The task » Please repeat all of the lines that follow, exactly as written.

Data listing »
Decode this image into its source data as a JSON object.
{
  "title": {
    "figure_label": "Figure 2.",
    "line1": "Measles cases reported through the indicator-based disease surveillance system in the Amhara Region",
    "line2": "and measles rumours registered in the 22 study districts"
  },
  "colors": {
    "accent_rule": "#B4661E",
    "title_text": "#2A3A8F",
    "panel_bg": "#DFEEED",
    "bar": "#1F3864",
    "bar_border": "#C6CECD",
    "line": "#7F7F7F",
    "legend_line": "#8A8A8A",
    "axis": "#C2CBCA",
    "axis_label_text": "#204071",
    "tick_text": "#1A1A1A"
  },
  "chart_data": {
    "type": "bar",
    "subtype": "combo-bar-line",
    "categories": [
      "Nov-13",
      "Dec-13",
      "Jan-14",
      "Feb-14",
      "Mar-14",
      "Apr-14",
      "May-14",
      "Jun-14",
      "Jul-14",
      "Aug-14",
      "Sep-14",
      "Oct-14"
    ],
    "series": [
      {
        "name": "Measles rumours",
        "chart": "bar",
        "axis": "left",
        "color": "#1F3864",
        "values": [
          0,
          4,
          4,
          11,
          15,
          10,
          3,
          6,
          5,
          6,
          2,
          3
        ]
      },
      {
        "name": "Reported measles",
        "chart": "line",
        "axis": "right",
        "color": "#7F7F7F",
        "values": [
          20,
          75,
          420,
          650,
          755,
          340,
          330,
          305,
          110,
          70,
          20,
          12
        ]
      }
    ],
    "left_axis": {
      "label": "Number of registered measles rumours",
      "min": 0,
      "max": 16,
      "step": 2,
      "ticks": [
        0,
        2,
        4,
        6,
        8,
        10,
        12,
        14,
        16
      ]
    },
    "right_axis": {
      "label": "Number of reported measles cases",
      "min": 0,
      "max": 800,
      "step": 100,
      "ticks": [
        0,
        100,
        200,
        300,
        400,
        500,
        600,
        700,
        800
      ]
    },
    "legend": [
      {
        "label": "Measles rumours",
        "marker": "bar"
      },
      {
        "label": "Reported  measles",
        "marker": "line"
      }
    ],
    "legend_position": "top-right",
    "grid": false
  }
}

Result for this task »
Decode this image into its source data as a JSON object.
{
  "title": {
    "figure_label": "Figure 2.",
    "line1": "Measles cases reported through the indicator-based disease surveillance system in the Amhara Region",
    "line2": "and measles rumours registered in the 22 study districts"
  },
  "colors": {
    "accent_rule": "#B4661E",
    "title_text": "#2A3A8F",
    "panel_bg": "#DFEEED",
    "bar": "#1F3864",
    "bar_border": "#C6CECD",
    "line": "#7F7F7F",
    "legend_line": "#8A8A8A",
    "axis": "#C2CBCA",
    "axis_label_text": "#204071",
    "tick_text": "#1A1A1A"
  },
  "chart_data": {
    "type": "bar",
    "subtype": "combo-bar-line",
    "categories": [
      "Nov-13",
      "Dec-13",
      "Jan-14",
      "Feb-14",
      "Mar-14",
      "Apr-14",
      "May-14",
      "Jun-14",
      "Jul-14",
      "Aug-14",
      "Sep-14",
      "Oct-14"
    ],
    "series": [
      {
        "name": "Measles rumours",
        "chart": "bar",
        "axis": "left",
        "color": "#1F3864",
        "values": [
          0,
          4,
          4,
          11,
          15,
          10,
          3,
          6,
          5,
          6,
          2,
          3
        ]
      },
      {
        "name": "Reported measles",
        "chart": "line",
        "axis": "right",
        "color": "#7F7F7F",
        "values": [
          20,
          75,
          420,
          650,
          755,
          340,
          330,
          305,
          110,
          70,
          20,
          12
        ]
      }
    ],
    "left_axis": {
      "label": "Number of registered measles rumours",
      "min": 0,
      "max": 16,
      "step": 2,
      "ticks": [
        0,
        2,
        4,
        6,
        8,
        10,
        12,
        14,
        16
      ]
    },
    "right_axis": {
      "label": "Number of reported measles cases",
      "min": 0,
      "max": 800,
      "step": 100,
      "ticks": [
        0,
        100,
        200,
        300,
        400,
        500,
        600,
        700,
        800
      ]
    },
    "legend": [
      {
        "label": "Measles rumours",
        "marker": "bar"
      },
      {
        "label": "Reported  measles",
        "marker": "line"
      }
    ],
    "legend_position": "top-right",
    "grid": false
  }
}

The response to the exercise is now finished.